• TASK GOAL: Render the records below as a Markdown table with two columns, Row and Line: number each line in the first column and put the line itself in the second. Skip blank lines and leave the pictures out.
*** DATA SUPPLIED ***
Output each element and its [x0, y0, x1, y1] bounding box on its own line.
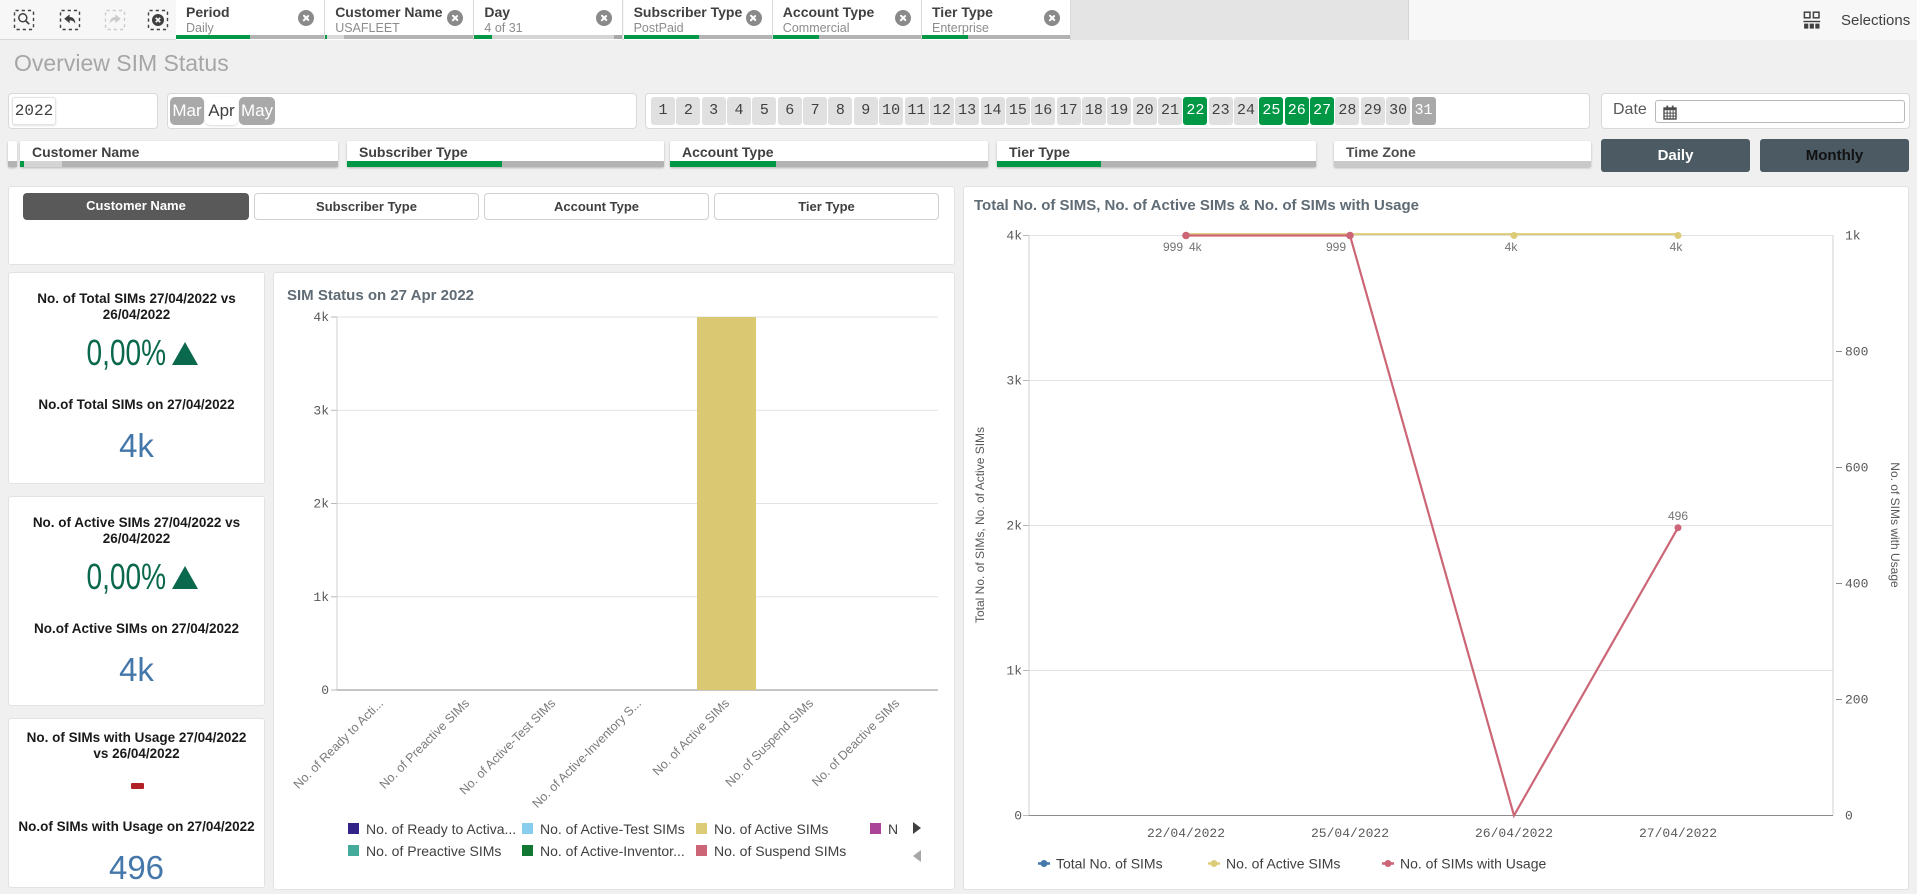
svg-text:No. of Suspend SIMs: No. of Suspend SIMs: [714, 843, 846, 859]
svg-text:No. of Active-Test SIMs: No. of Active-Test SIMs: [540, 821, 685, 837]
svg-text:4k: 4k: [1189, 240, 1203, 254]
svg-text:No. of Active SIMs: No. of Active SIMs: [714, 821, 828, 837]
svg-text:Total No. of SIMs: Total No. of SIMs: [1056, 856, 1163, 872]
svg-text:No. of SIMs with Usage: No. of SIMs with Usage: [1400, 856, 1546, 872]
svg-text:1k: 1k: [313, 590, 329, 605]
svg-text:999: 999: [1163, 240, 1183, 254]
svg-text:3k: 3k: [1006, 374, 1022, 389]
svg-text:4k: 4k: [1006, 229, 1022, 244]
svg-text:2k: 2k: [1006, 519, 1022, 534]
svg-text:26/04/2022: 26/04/2022: [1475, 826, 1553, 841]
svg-text:2k: 2k: [313, 497, 329, 512]
svg-text:1k: 1k: [1845, 229, 1861, 244]
svg-text:No. of Suspend SIMs: No. of Suspend SIMs: [723, 696, 816, 789]
svg-text:4k: 4k: [1505, 240, 1519, 254]
svg-text:200: 200: [1845, 693, 1868, 708]
svg-text:400: 400: [1845, 577, 1868, 592]
svg-text:25/04/2022: 25/04/2022: [1311, 826, 1389, 841]
svg-text:No. of Active SIMs: No. of Active SIMs: [650, 696, 732, 778]
svg-text:No. of SIMs with Usage: No. of SIMs with Usage: [1888, 462, 1902, 588]
svg-text:800: 800: [1845, 345, 1868, 360]
svg-text:4k: 4k: [313, 310, 329, 325]
svg-text:No. of Preactive SIMs: No. of Preactive SIMs: [377, 696, 472, 791]
svg-text:N: N: [888, 821, 898, 837]
svg-text:4k: 4k: [1670, 240, 1684, 254]
svg-text:No. of Ready to Acti...: No. of Ready to Acti...: [291, 696, 386, 791]
svg-text:22/04/2022: 22/04/2022: [1147, 826, 1225, 841]
svg-text:0: 0: [1845, 809, 1853, 824]
svg-text:0: 0: [1014, 809, 1022, 824]
svg-text:999: 999: [1326, 240, 1346, 254]
svg-text:1k: 1k: [1006, 664, 1022, 679]
svg-text:3k: 3k: [313, 403, 329, 418]
svg-text:No. of Ready to Activa...: No. of Ready to Activa...: [366, 821, 516, 837]
svg-text:No. of Active-Inventor...: No. of Active-Inventor...: [540, 843, 685, 859]
svg-text:No. of Active SIMs: No. of Active SIMs: [1226, 856, 1340, 872]
svg-text:No. of Deactive SIMs: No. of Deactive SIMs: [809, 696, 902, 789]
svg-text:No. of Active-Test SIMs: No. of Active-Test SIMs: [457, 696, 558, 797]
svg-text:0: 0: [321, 683, 329, 698]
svg-text:496: 496: [1668, 509, 1688, 523]
svg-text:No. of Preactive SIMs: No. of Preactive SIMs: [366, 843, 501, 859]
svg-text:Total No. of SIMs, No. of Acti: Total No. of SIMs, No. of Active SIMs: [973, 427, 987, 623]
svg-text:600: 600: [1845, 461, 1868, 476]
svg-text:27/04/2022: 27/04/2022: [1639, 826, 1717, 841]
***
• ANSWER TO THIS TASK:
| Row | Line |
|---|---|
| 1 | Output each element and its [x0, y0, x1, y1] bounding box on its own line. |
| 2 | svg-text:No. of Suspend SIMs: No. of Suspend SIMs: [714, 843, 846, 859] |
| 3 | svg-text:No. of Active-Test SIMs: No. of Active-Test SIMs: [540, 821, 685, 837] |
| 4 | svg-text:4k: 4k: [1189, 240, 1203, 254] |
| 5 | svg-text:No. of Active SIMs: No. of Active SIMs: [714, 821, 828, 837] |
| 6 | svg-text:Total No. of SIMs: Total No. of SIMs: [1056, 856, 1163, 872] |
| 7 | svg-text:No. of SIMs with Usage: No. of SIMs with Usage: [1400, 856, 1546, 872] |
| 8 | svg-text:1k: 1k: [313, 590, 329, 605] |
| 9 | svg-text:999: 999: [1163, 240, 1183, 254] |
| 10 | svg-text:3k: 3k: [1006, 374, 1022, 389] |
| 11 | svg-text:4k: 4k: [1006, 229, 1022, 244] |
| 12 | svg-text:2k: 2k: [1006, 519, 1022, 534] |
| 13 | svg-text:26/04/2022: 26/04/2022: [1475, 826, 1553, 841] |
| 14 | svg-text:2k: 2k: [313, 497, 329, 512] |
| 15 | svg-text:1k: 1k: [1845, 229, 1861, 244] |
| 16 | svg-text:No. of Suspend SIMs: No. of Suspend SIMs: [723, 696, 816, 789] |
| 17 | svg-text:4k: 4k: [1505, 240, 1519, 254] |
| 18 | svg-text:200: 200: [1845, 693, 1868, 708] |
| 19 | svg-text:400: 400: [1845, 577, 1868, 592] |
| 20 | svg-text:25/04/2022: 25/04/2022: [1311, 826, 1389, 841] |
| 21 | svg-text:No. of Active SIMs: No. of Active SIMs: [650, 696, 732, 778] |
| 22 | svg-text:No. of SIMs with Usage: No. of SIMs with Usage: [1888, 462, 1902, 588] |
| 23 | svg-text:800: 800: [1845, 345, 1868, 360] |
| 24 | svg-text:4k: 4k: [313, 310, 329, 325] |
| 25 | svg-text:No. of Preactive SIMs: No. of Preactive SIMs: [377, 696, 472, 791] |
| 26 | svg-text:N: N: [888, 821, 898, 837] |
| 27 | svg-text:4k: 4k: [1670, 240, 1684, 254] |
| 28 | svg-text:No. of Ready to Acti...: No. of Ready to Acti...: [291, 696, 386, 791] |
| 29 | svg-text:22/04/2022: 22/04/2022: [1147, 826, 1225, 841] |
| 30 | svg-text:0: 0: [1845, 809, 1853, 824] |
| 31 | svg-text:0: 0: [1014, 809, 1022, 824] |
| 32 | svg-text:999: 999: [1326, 240, 1346, 254] |
| 33 | svg-text:1k: 1k: [1006, 664, 1022, 679] |
| 34 | svg-text:3k: 3k: [313, 403, 329, 418] |
| 35 | svg-text:No. of Ready to Activa...: No. of Ready to Activa...: [366, 821, 516, 837] |
| 36 | svg-text:No. of Active-Inventor...: No. of Active-Inventor...: [540, 843, 685, 859] |
| 37 | svg-text:No. of Active SIMs: No. of Active SIMs: [1226, 856, 1340, 872] |
| 38 | svg-text:No. of Deactive SIMs: No. of Deactive SIMs: [809, 696, 902, 789] |
| 39 | svg-text:No. of Active-Test SIMs: No. of Active-Test SIMs: [457, 696, 558, 797] |
| 40 | svg-text:0: 0: [321, 683, 329, 698] |
| 41 | svg-text:496: 496: [1668, 509, 1688, 523] |
| 42 | svg-text:No. of Preactive SIMs: No. of Preactive SIMs: [366, 843, 501, 859] |
| 43 | svg-text:Total No. of SIMs, No. of Acti: Total No. of SIMs, No. of Active SIMs: [973, 427, 987, 623] |
| 44 | svg-text:600: 600: [1845, 461, 1868, 476] |
| 45 | svg-text:27/04/2022: 27/04/2022: [1639, 826, 1717, 841] |